Task =>
Extract every record, exactly as written, and ignore the pictures.

-------- Recorded information --------

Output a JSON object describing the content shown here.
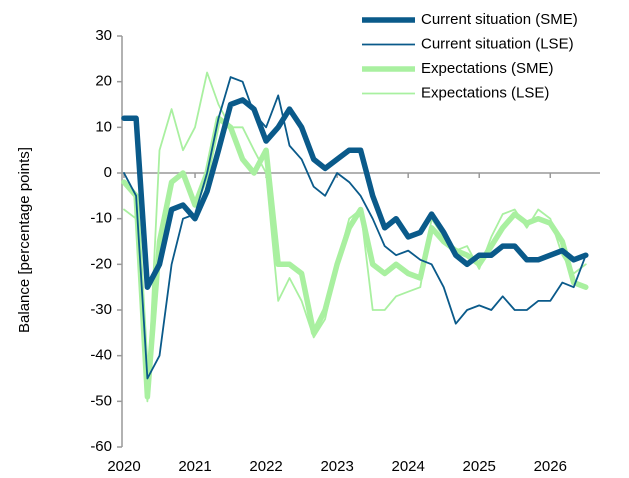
{
  "chart_data": {
    "type": "line",
    "y_label": "Balance [percentage points]",
    "x": [
      2020.0,
      2020.17,
      2020.33,
      2020.5,
      2020.67,
      2020.83,
      2021.0,
      2021.17,
      2021.33,
      2021.5,
      2021.67,
      2021.83,
      2022.0,
      2022.17,
      2022.33,
      2022.5,
      2022.67,
      2022.83,
      2023.0,
      2023.17,
      2023.33,
      2023.5,
      2023.67,
      2023.83,
      2024.0,
      2024.17,
      2024.33,
      2024.5,
      2024.67,
      2024.83,
      2025.0,
      2025.17,
      2025.33,
      2025.5,
      2025.67,
      2025.83,
      2026.0,
      2026.17,
      2026.33,
      2026.5
    ],
    "series": [
      {
        "name": "Current situation (SME)",
        "color": "#0a5a8a",
        "values": [
          12,
          12,
          -25,
          -20,
          -8,
          -7,
          -10,
          -4,
          5,
          15,
          16,
          14,
          7,
          10,
          14,
          10,
          3,
          1,
          3,
          5,
          5,
          -5,
          -12,
          -10,
          -14,
          -13,
          -9,
          -13,
          -18,
          -20,
          -18,
          -18,
          -16,
          -16,
          -19,
          -19,
          -18,
          -17,
          -19,
          -18
        ]
      },
      {
        "name": "Current situation (LSE)",
        "color": "#0a5a8a",
        "values": [
          0,
          -5,
          -45,
          -40,
          -20,
          -10,
          -9,
          0,
          12,
          21,
          20,
          13,
          10,
          17,
          6,
          3,
          -3,
          -5,
          0,
          -2,
          -5,
          -10,
          -16,
          -18,
          -17,
          -19,
          -20,
          -25,
          -33,
          -30,
          -29,
          -30,
          -27,
          -30,
          -30,
          -28,
          -28,
          -24,
          -25,
          -18
        ]
      },
      {
        "name": "Expectations (SME)",
        "color": "#a9f0a0",
        "values": [
          -2,
          -5,
          -49,
          -15,
          -2,
          0,
          -7,
          0,
          12,
          10,
          3,
          0,
          5,
          -20,
          -20,
          -22,
          -35,
          -30,
          -20,
          -12,
          -8,
          -20,
          -22,
          -20,
          -22,
          -23,
          -12,
          -15,
          -17,
          -18,
          -20,
          -16,
          -12,
          -9,
          -11,
          -10,
          -11,
          -15,
          -24,
          -25
        ]
      },
      {
        "name": "Expectations (LSE)",
        "color": "#a9f0a0",
        "values": [
          -8,
          -10,
          -50,
          5,
          14,
          5,
          10,
          22,
          15,
          10,
          10,
          5,
          0,
          -28,
          -23,
          -28,
          -36,
          -32,
          -20,
          -10,
          -8,
          -30,
          -30,
          -27,
          -26,
          -25,
          -10,
          -14,
          -17,
          -16,
          -21,
          -14,
          -9,
          -8,
          -12,
          -8,
          -10,
          -18,
          -22,
          -20
        ]
      }
    ],
    "xlim": [
      2020,
      2026.7
    ],
    "xticks": [
      2020,
      2021,
      2022,
      2023,
      2024,
      2025,
      2026
    ],
    "ylim": [
      -60,
      30
    ],
    "yticks": [
      -60,
      -50,
      -40,
      -30,
      -20,
      -10,
      0,
      10,
      20,
      30
    ],
    "legend": "upper right"
  }
}
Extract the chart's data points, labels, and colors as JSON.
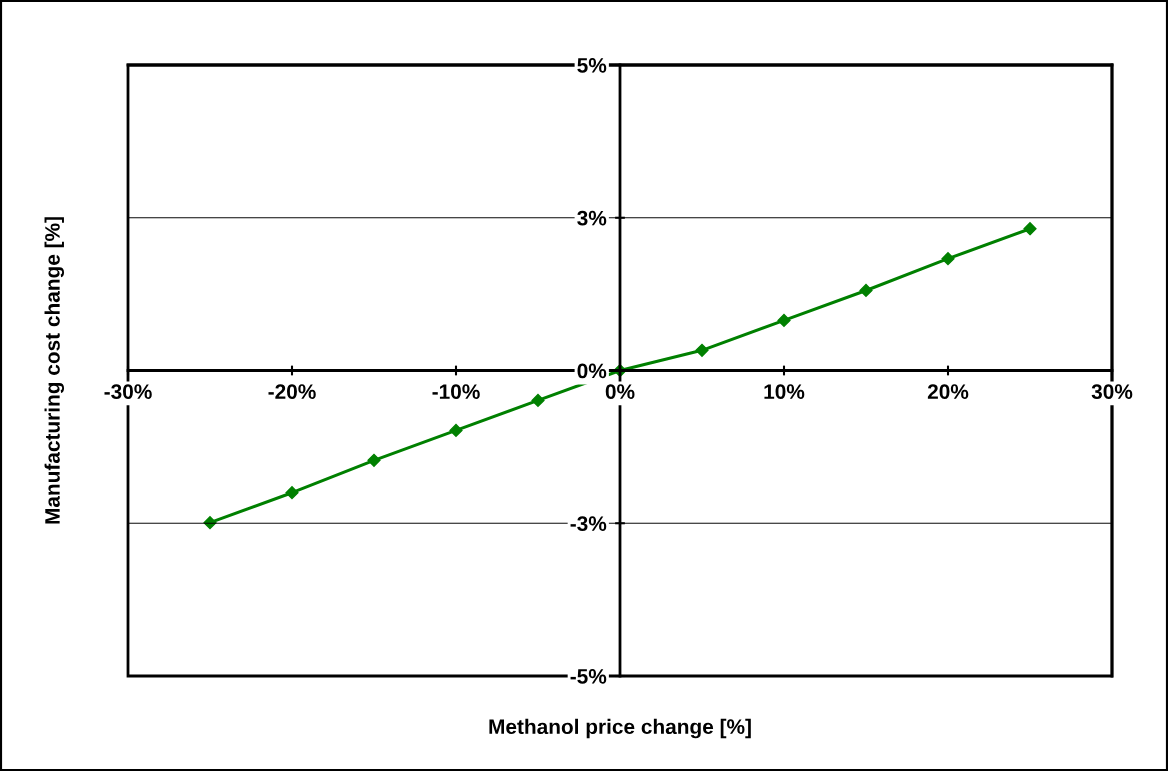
{
  "chart_data": {
    "type": "line",
    "xlabel": "Methanol price change [%]",
    "ylabel": "Manufacturing cost change [%]",
    "x": [
      -25,
      -20,
      -15,
      -10,
      -5,
      0,
      5,
      10,
      15,
      20,
      25
    ],
    "series": [
      {
        "color": "#008000",
        "values": [
          -2.49,
          -2.0,
          -1.47,
          -0.98,
          -0.49,
          0,
          0.33,
          0.82,
          1.31,
          1.83,
          2.32
        ]
      }
    ],
    "marker": "diamond",
    "line_style": "solid",
    "grid": "y",
    "xlim": [
      -30,
      30
    ],
    "ylim": [
      -5,
      5
    ],
    "xticks": [
      {
        "value": -30,
        "label": "-30%"
      },
      {
        "value": -20,
        "label": "-20%"
      },
      {
        "value": -10,
        "label": "-10%"
      },
      {
        "value": 0,
        "label": "0%"
      },
      {
        "value": 10,
        "label": "10%"
      },
      {
        "value": 20,
        "label": "20%"
      },
      {
        "value": 30,
        "label": "30%"
      }
    ],
    "yticks": [
      {
        "value": -5,
        "label": "-5%"
      },
      {
        "value": -2.5,
        "label": "-3%"
      },
      {
        "value": 0,
        "label": "0%"
      },
      {
        "value": 2.5,
        "label": "3%"
      },
      {
        "value": 5,
        "label": "5%"
      }
    ]
  }
}
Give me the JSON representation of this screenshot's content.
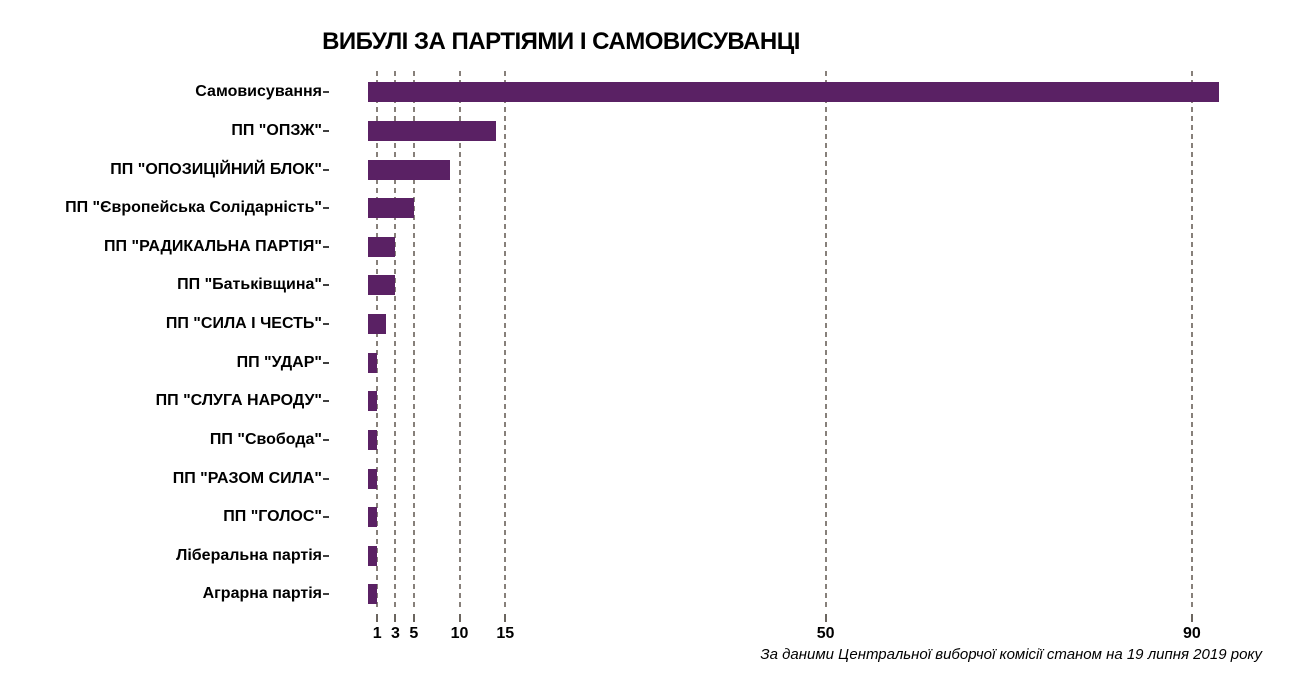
{
  "chart_data": {
    "type": "bar",
    "orientation": "horizontal",
    "title": "ВИБУЛІ ЗА ПАРТІЯМИ І САМОВИСУВАНЦІ",
    "source_note": "За даними Центральної виборчої комісії станом на 19 липня 2019 року",
    "categories": [
      "Самовисування",
      "ПП \"ОПЗЖ\"",
      "ПП \"ОПОЗИЦІЙНИЙ БЛОК\"",
      "ПП \"Європейська Солідарність\"",
      "ПП \"РАДИКАЛЬНА ПАРТІЯ\"",
      "ПП \"Батьківщина\"",
      "ПП \"СИЛА І ЧЕСТЬ\"",
      "ПП \"УДАР\"",
      "ПП \"СЛУГА НАРОДУ\"",
      "ПП \"Свобода\"",
      "ПП \"РАЗОМ СИЛА\"",
      "ПП \"ГОЛОС\"",
      "Ліберальна партія",
      "Аграрна партія"
    ],
    "values": [
      93,
      14,
      9,
      5,
      3,
      3,
      2,
      1,
      1,
      1,
      1,
      1,
      1,
      1
    ],
    "x_ticks": [
      1,
      3,
      5,
      10,
      15,
      50,
      90
    ],
    "xlim": [
      0,
      97
    ],
    "xlabel": "",
    "ylabel": "",
    "legend": "none",
    "grid": "vertical-dashed",
    "bar_color": "#5a2164",
    "gridline_color": "#87807a",
    "tick_color": "#3f3f3f",
    "text_color": "#000000",
    "background_color": "#ffffff"
  }
}
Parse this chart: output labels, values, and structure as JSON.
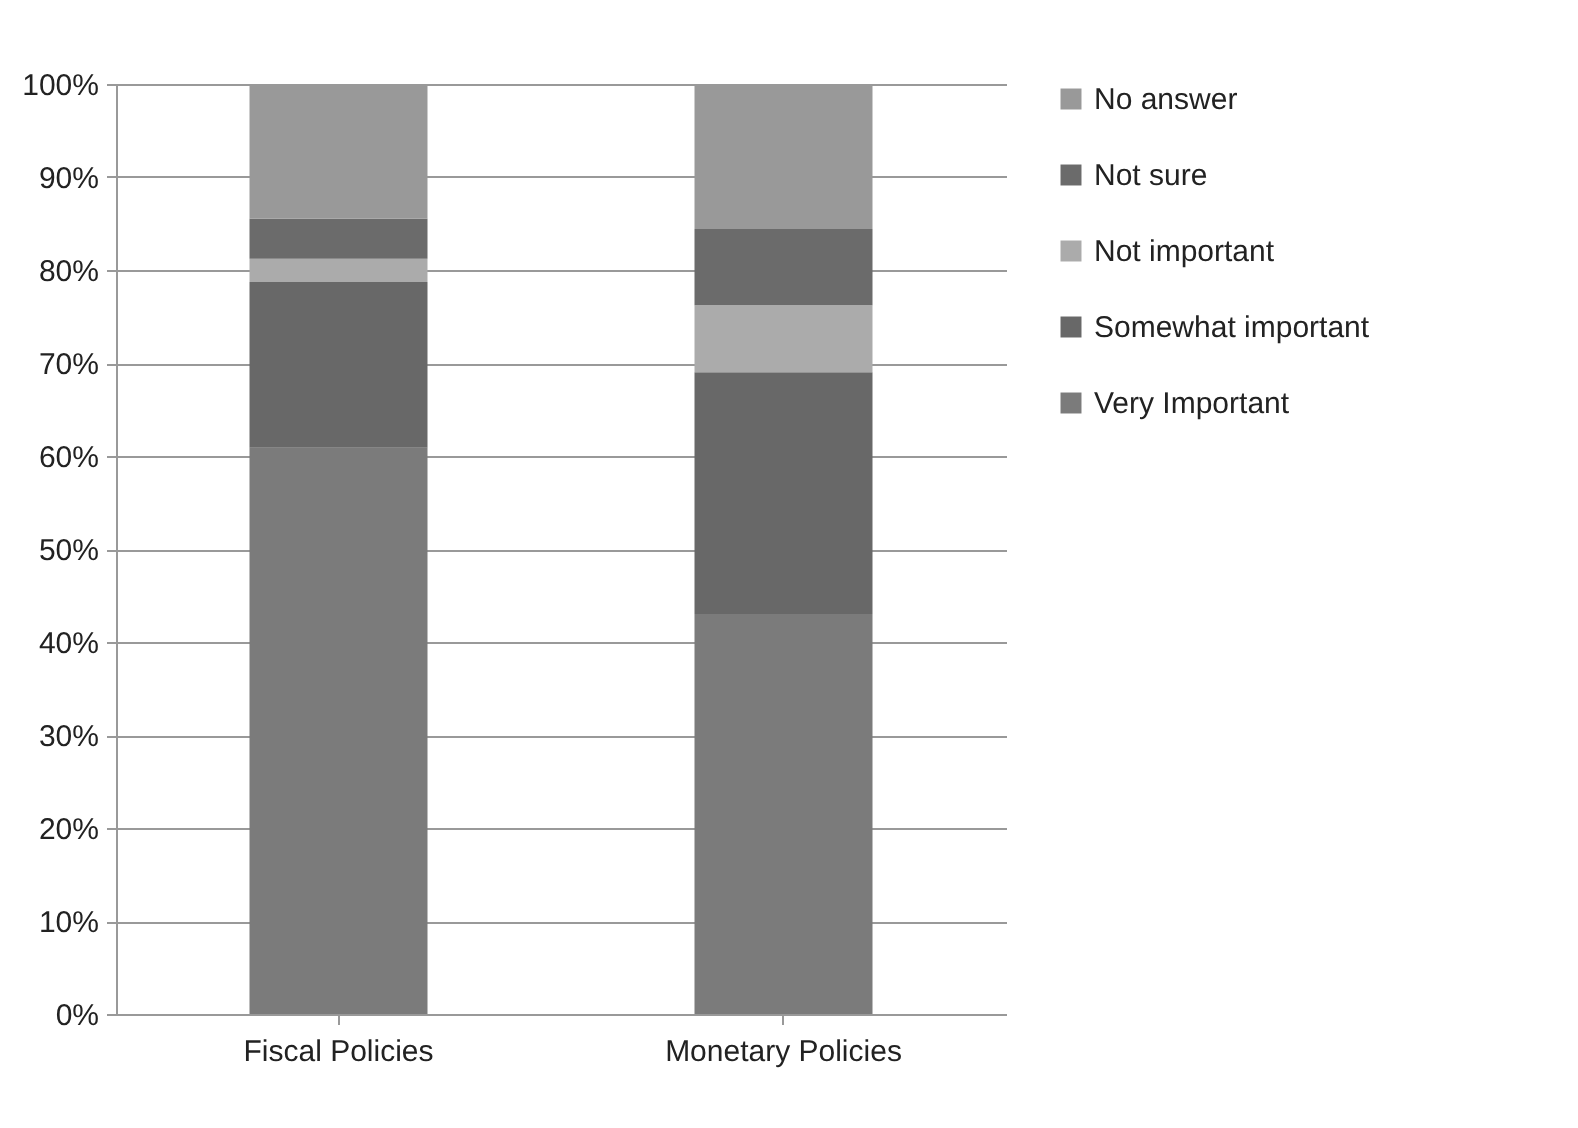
{
  "chart_data": {
    "type": "bar",
    "stacked": true,
    "categories": [
      "Fiscal Policies",
      "Monetary Policies"
    ],
    "series": [
      {
        "name": "Very Important",
        "color": "#7b7b7b",
        "values": [
          60.9,
          43.0
        ]
      },
      {
        "name": "Somewhat important",
        "color": "#686868",
        "values": [
          17.8,
          26.0
        ]
      },
      {
        "name": "Not important",
        "color": "#ababab",
        "values": [
          2.5,
          7.2
        ]
      },
      {
        "name": "Not sure",
        "color": "#6b6b6b",
        "values": [
          4.3,
          8.2
        ]
      },
      {
        "name": "No answer",
        "color": "#999999",
        "values": [
          14.5,
          15.6
        ]
      }
    ],
    "ylim": [
      0,
      100
    ],
    "yticks": [
      {
        "value": 0,
        "label": "0%"
      },
      {
        "value": 10,
        "label": "10%"
      },
      {
        "value": 20,
        "label": "20%"
      },
      {
        "value": 30,
        "label": "30%"
      },
      {
        "value": 40,
        "label": "40%"
      },
      {
        "value": 50,
        "label": "50%"
      },
      {
        "value": 60,
        "label": "60%"
      },
      {
        "value": 70,
        "label": "70%"
      },
      {
        "value": 80,
        "label": "80%"
      },
      {
        "value": 90,
        "label": "90%"
      },
      {
        "value": 100,
        "label": "100%"
      }
    ],
    "grid": "y",
    "legend": "right"
  }
}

--------

Result below =>
Output a JSON object describing the content shown here.
{
  "chart_data": {
    "type": "line",
    "y_label": "Balance [percentage points]",
    "x": [
      2020.0,
      2020.17,
      2020.33,
      2020.5,
      2020.67,
      2020.83,
      2021.0,
      2021.17,
      2021.33,
      2021.5,
      2021.67,
      2021.83,
      2022.0,
      2022.17,
      2022.33,
      2022.5,
      2022.67,
      2022.83,
      2023.0,
      2023.17,
      2023.33,
      2023.5,
      2023.67,
      2023.83,
      2024.0,
      2024.17,
      2024.33,
      2024.5,
      2024.67,
      2024.83,
      2025.0,
      2025.17,
      2025.33,
      2025.5,
      2025.67,
      2025.83,
      2026.0,
      2026.17,
      2026.33,
      2026.5
    ],
    "series": [
      {
        "name": "Current situation (SME)",
        "color": "#0a5a8a",
        "values": [
          12,
          12,
          -25,
          -20,
          -8,
          -7,
          -10,
          -4,
          5,
          15,
          16,
          14,
          7,
          10,
          14,
          10,
          3,
          1,
          3,
          5,
          5,
          -5,
          -12,
          -10,
          -14,
          -13,
          -9,
          -13,
          -18,
          -20,
          -18,
          -18,
          -16,
          -16,
          -19,
          -19,
          -18,
          -17,
          -19,
          -18
        ]
      },
      {
        "name": "Current situation (LSE)",
        "color": "#0a5a8a",
        "values": [
          0,
          -5,
          -45,
          -40,
          -20,
          -10,
          -9,
          0,
          12,
          21,
          20,
          13,
          10,
          17,
          6,
          3,
          -3,
          -5,
          0,
          -2,
          -5,
          -10,
          -16,
          -18,
          -17,
          -19,
          -20,
          -25,
          -33,
          -30,
          -29,
          -30,
          -27,
          -30,
          -30,
          -28,
          -28,
          -24,
          -25,
          -18
        ]
      },
      {
        "name": "Expectations (SME)",
        "color": "#a9f0a0",
        "values": [
          -2,
          -5,
          -49,
          -15,
          -2,
          0,
          -7,
          0,
          12,
          10,
          3,
          0,
          5,
          -20,
          -20,
          -22,
          -35,
          -30,
          -20,
          -12,
          -8,
          -20,
          -22,
          -20,
          -22,
          -23,
          -12,
          -15,
          -17,
          -18,
          -20,
          -16,
          -12,
          -9,
          -11,
          -10,
          -11,
          -15,
          -24,
          -25
        ]
      },
      {
        "name": "Expectations (LSE)",
        "color": "#a9f0a0",
        "values": [
          -8,
          -10,
          -50,
          5,
          14,
          5,
          10,
          22,
          15,
          10,
          10,
          5,
          0,
          -28,
          -23,
          -28,
          -36,
          -32,
          -20,
          -10,
          -8,
          -30,
          -30,
          -27,
          -26,
          -25,
          -10,
          -14,
          -17,
          -16,
          -21,
          -14,
          -9,
          -8,
          -12,
          -8,
          -10,
          -18,
          -22,
          -20
        ]
      }
    ],
    "xlim": [
      2020,
      2026.7
    ],
    "xticks": [
      2020,
      2021,
      2022,
      2023,
      2024,
      2025,
      2026
    ],
    "ylim": [
      -60,
      30
    ],
    "yticks": [
      -60,
      -50,
      -40,
      -30,
      -20,
      -10,
      0,
      10,
      20,
      30
    ],
    "legend": "upper right"
  }
}
Extract the chart's data points, labels, and colors as JSON.
{
  "chart_data": {
    "type": "line",
    "xlabel": "Methanol price change [%]",
    "ylabel": "Manufacturing cost change [%]",
    "x": [
      -25,
      -20,
      -15,
      -10,
      -5,
      0,
      5,
      10,
      15,
      20,
      25
    ],
    "series": [
      {
        "color": "#008000",
        "values": [
          -2.49,
          -2.0,
          -1.47,
          -0.98,
          -0.49,
          0,
          0.33,
          0.82,
          1.31,
          1.83,
          2.32
        ]
      }
    ],
    "marker": "diamond",
    "line_style": "solid",
    "grid": "y",
    "xlim": [
      -30,
      30
    ],
    "ylim": [
      -5,
      5
    ],
    "xticks": [
      {
        "value": -30,
        "label": "-30%"
      },
      {
        "value": -20,
        "label": "-20%"
      },
      {
        "value": -10,
        "label": "-10%"
      },
      {
        "value": 0,
        "label": "0%"
      },
      {
        "value": 10,
        "label": "10%"
      },
      {
        "value": 20,
        "label": "20%"
      },
      {
        "value": 30,
        "label": "30%"
      }
    ],
    "yticks": [
      {
        "value": -5,
        "label": "-5%"
      },
      {
        "value": -2.5,
        "label": "-3%"
      },
      {
        "value": 0,
        "label": "0%"
      },
      {
        "value": 2.5,
        "label": "3%"
      },
      {
        "value": 5,
        "label": "5%"
      }
    ]
  }
}
Give me the JSON representation of this screenshot's content.
{
  "chart_data": {
    "type": "bar",
    "orientation": "horizontal",
    "title": "ВИБУЛІ ЗА ПАРТІЯМИ І САМОВИСУВАНЦІ",
    "source_note": "За даними Центральної виборчої комісії станом на 19 липня 2019 року",
    "categories": [
      "Самовисування",
      "ПП \"ОПЗЖ\"",
      "ПП \"ОПОЗИЦІЙНИЙ БЛОК\"",
      "ПП \"Європейська Солідарність\"",
      "ПП \"РАДИКАЛЬНА ПАРТІЯ\"",
      "ПП \"Батьківщина\"",
      "ПП \"СИЛА І ЧЕСТЬ\"",
      "ПП \"УДАР\"",
      "ПП \"СЛУГА НАРОДУ\"",
      "ПП \"Свобода\"",
      "ПП \"РАЗОМ СИЛА\"",
      "ПП \"ГОЛОС\"",
      "Ліберальна партія",
      "Аграрна партія"
    ],
    "values": [
      93,
      14,
      9,
      5,
      3,
      3,
      2,
      1,
      1,
      1,
      1,
      1,
      1,
      1
    ],
    "x_ticks": [
      1,
      3,
      5,
      10,
      15,
      50,
      90
    ],
    "xlim": [
      0,
      97
    ],
    "xlabel": "",
    "ylabel": "",
    "legend": "none",
    "grid": "vertical-dashed",
    "bar_color": "#5a2164",
    "gridline_color": "#87807a",
    "tick_color": "#3f3f3f",
    "text_color": "#000000",
    "background_color": "#ffffff"
  }
}
Parse this chart: output labels, values, and structure as JSON.
{
  "chart_data": {
    "type": "bar",
    "stacked": true,
    "categories": [
      "Fiscal Policies",
      "Monetary Policies"
    ],
    "series": [
      {
        "name": "Very Important",
        "color": "#7b7b7b",
        "values": [
          60.9,
          43.0
        ]
      },
      {
        "name": "Somewhat important",
        "color": "#686868",
        "values": [
          17.8,
          26.0
        ]
      },
      {
        "name": "Not important",
        "color": "#ababab",
        "values": [
          2.5,
          7.2
        ]
      },
      {
        "name": "Not sure",
        "color": "#6b6b6b",
        "values": [
          4.3,
          8.2
        ]
      },
      {
        "name": "No answer",
        "color": "#999999",
        "values": [
          14.5,
          15.6
        ]
      }
    ],
    "ylim": [
      0,
      100
    ],
    "yticks": [
      {
        "value": 0,
        "label": "0%"
      },
      {
        "value": 10,
        "label": "10%"
      },
      {
        "value": 20,
        "label": "20%"
      },
      {
        "value": 30,
        "label": "30%"
      },
      {
        "value": 40,
        "label": "40%"
      },
      {
        "value": 50,
        "label": "50%"
      },
      {
        "value": 60,
        "label": "60%"
      },
      {
        "value": 70,
        "label": "70%"
      },
      {
        "value": 80,
        "label": "80%"
      },
      {
        "value": 90,
        "label": "90%"
      },
      {
        "value": 100,
        "label": "100%"
      }
    ],
    "grid": "y",
    "legend": "right"
  }
}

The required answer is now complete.